* [WRITTEN TASK]
Omit the pictures from the entries below and retype everything else exactly.

Excerpts from a figure dataset
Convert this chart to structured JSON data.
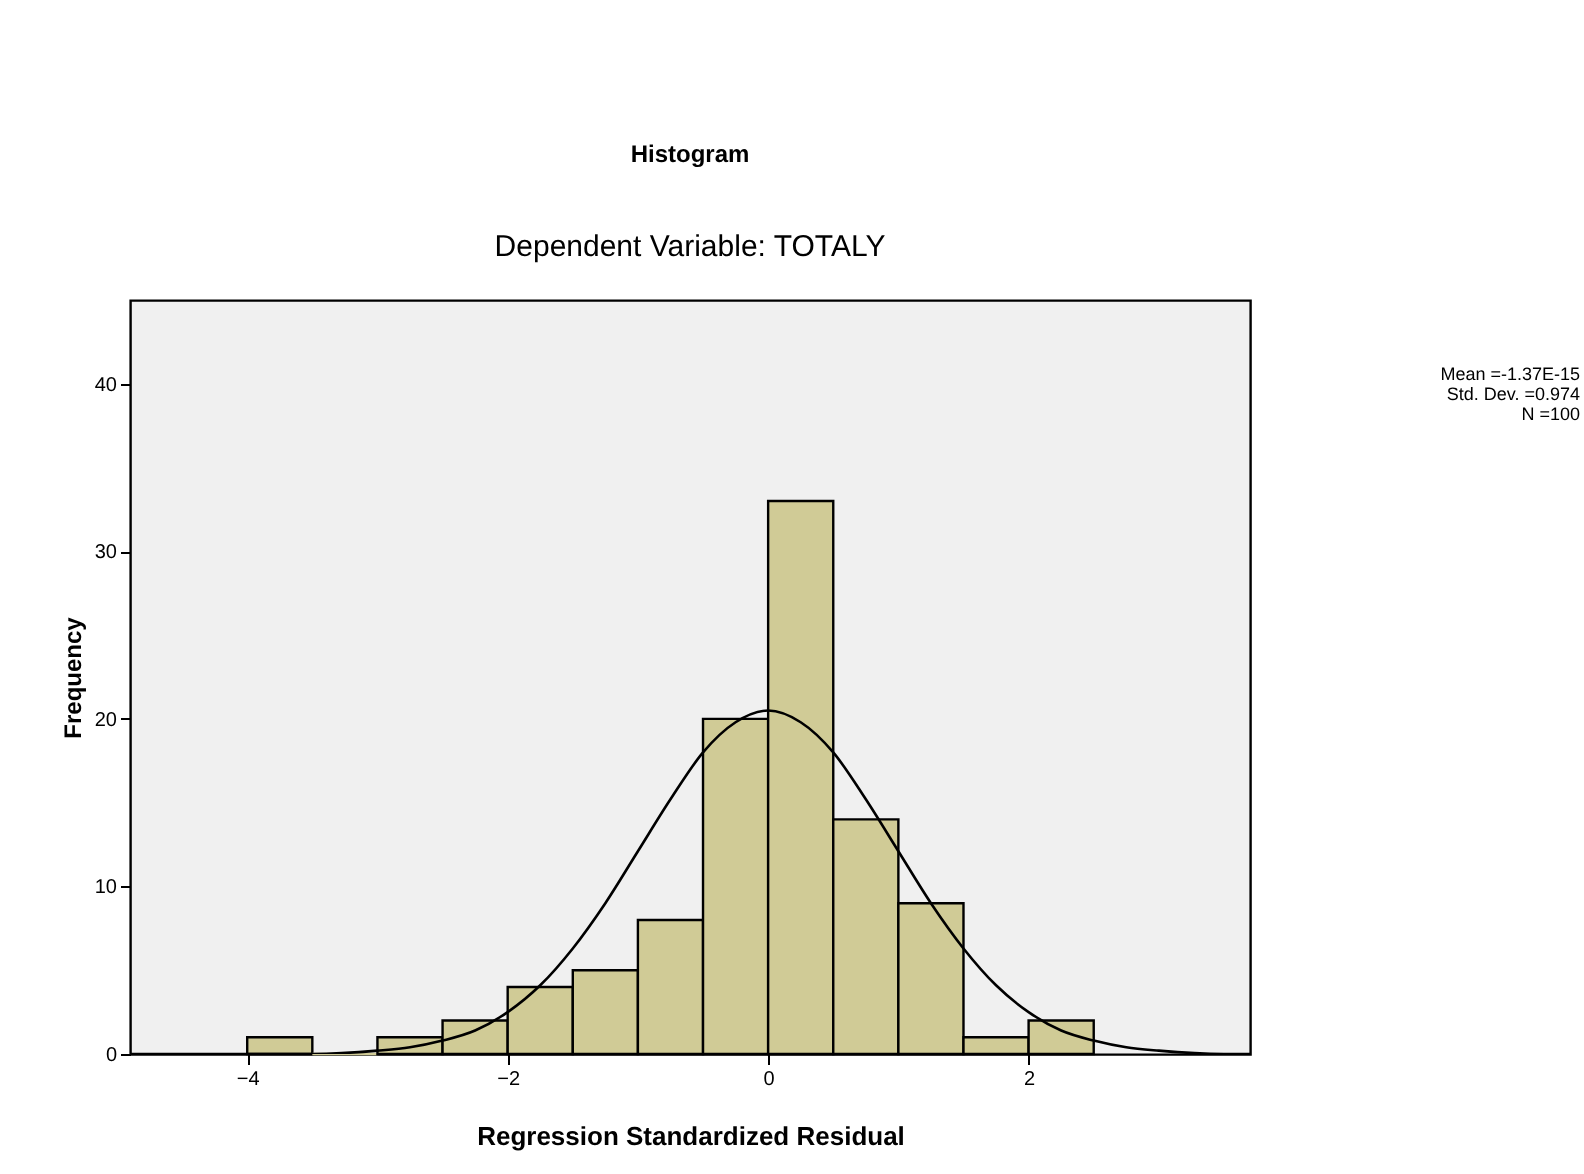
{
  "chart_data": {
    "type": "histogram",
    "title": "Histogram",
    "subtitle": "Dependent Variable: TOTALY",
    "xlabel": "Regression Standardized Residual",
    "ylabel": "Frequency",
    "bins": [
      -4,
      -3.5,
      -3,
      -2.5,
      -2,
      -1.5,
      -1,
      -0.5,
      0,
      0.5,
      1,
      1.5,
      2,
      2.5
    ],
    "values": [
      1,
      0,
      1,
      2,
      4,
      5,
      8,
      20,
      33,
      14,
      9,
      1,
      2
    ],
    "color": "#d0cb96",
    "series": [
      {
        "type": "line",
        "color": "#000000",
        "x": [
          -4.9,
          -4,
          -3.5,
          -3,
          -2.75,
          -2.5,
          -2.25,
          -2,
          -1.75,
          -1.5,
          -1.25,
          -1,
          -0.75,
          -0.5,
          -0.25,
          0,
          0.25,
          0.5,
          0.75,
          1,
          1.25,
          1.5,
          1.75,
          2,
          2.25,
          2.5,
          2.75,
          3,
          3.5,
          3.7
        ],
        "values": [
          0,
          0,
          0,
          0.2,
          0.4,
          0.8,
          1.4,
          2.5,
          4.1,
          6.3,
          9,
          12.1,
          15.2,
          18,
          19.8,
          20.5,
          19.8,
          18,
          15.2,
          12.1,
          9,
          6.3,
          4.1,
          2.5,
          1.4,
          0.8,
          0.4,
          0.2,
          0,
          0
        ]
      }
    ],
    "annotations": [
      "Mean =-1.37E-15",
      "Std. Dev. =0.974",
      "N =100"
    ],
    "xlim": [
      -4.9,
      3.7
    ],
    "xticks": [
      -4,
      -2,
      0,
      2
    ],
    "ylim": [
      0,
      45
    ],
    "yticks": [
      0,
      10,
      20,
      30,
      40
    ]
  }
}
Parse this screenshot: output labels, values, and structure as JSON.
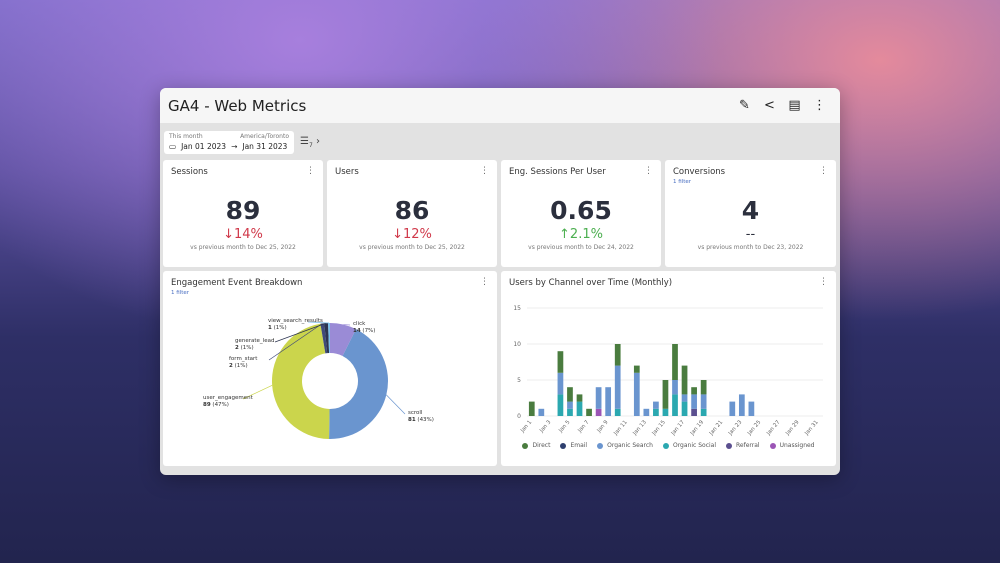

* [ANSWER FOR THE TASK]
Convert this chart to structured JSON data.
{
  "chart_data": {
    "type": "histogram",
    "title": "Histogram",
    "subtitle": "Dependent Variable: TOTALY",
    "xlabel": "Regression Standardized Residual",
    "ylabel": "Frequency",
    "bins": [
      -4,
      -3.5,
      -3,
      -2.5,
      -2,
      -1.5,
      -1,
      -0.5,
      0,
      0.5,
      1,
      1.5,
      2,
      2.5
    ],
    "values": [
      1,
      0,
      1,
      2,
      4,
      5,
      8,
      20,
      33,
      14,
      9,
      1,
      2
    ],
    "color": "#d0cb96",
    "series": [
      {
        "type": "line",
        "color": "#000000",
        "x": [
          -4.9,
          -4,
          -3.5,
          -3,
          -2.75,
          -2.5,
          -2.25,
          -2,
          -1.75,
          -1.5,
          -1.25,
          -1,
          -0.75,
          -0.5,
          -0.25,
          0,
          0.25,
          0.5,
          0.75,
          1,
          1.25,
          1.5,
          1.75,
          2,
          2.25,
          2.5,
          2.75,
          3,
          3.5,
          3.7
        ],
        "values": [
          0,
          0,
          0,
          0.2,
          0.4,
          0.8,
          1.4,
          2.5,
          4.1,
          6.3,
          9,
          12.1,
          15.2,
          18,
          19.8,
          20.5,
          19.8,
          18,
          15.2,
          12.1,
          9,
          6.3,
          4.1,
          2.5,
          1.4,
          0.8,
          0.4,
          0.2,
          0,
          0
        ]
      }
    ],
    "annotations": [
      "Mean =-1.37E-15",
      "Std. Dev. =0.974",
      "N =100"
    ],
    "xlim": [
      -4.9,
      3.7
    ],
    "xticks": [
      -4,
      -2,
      0,
      2
    ],
    "ylim": [
      0,
      45
    ],
    "yticks": [
      0,
      10,
      20,
      30,
      40
    ]
  }
}
Parse this screenshot: output labels, values, and structure as JSON.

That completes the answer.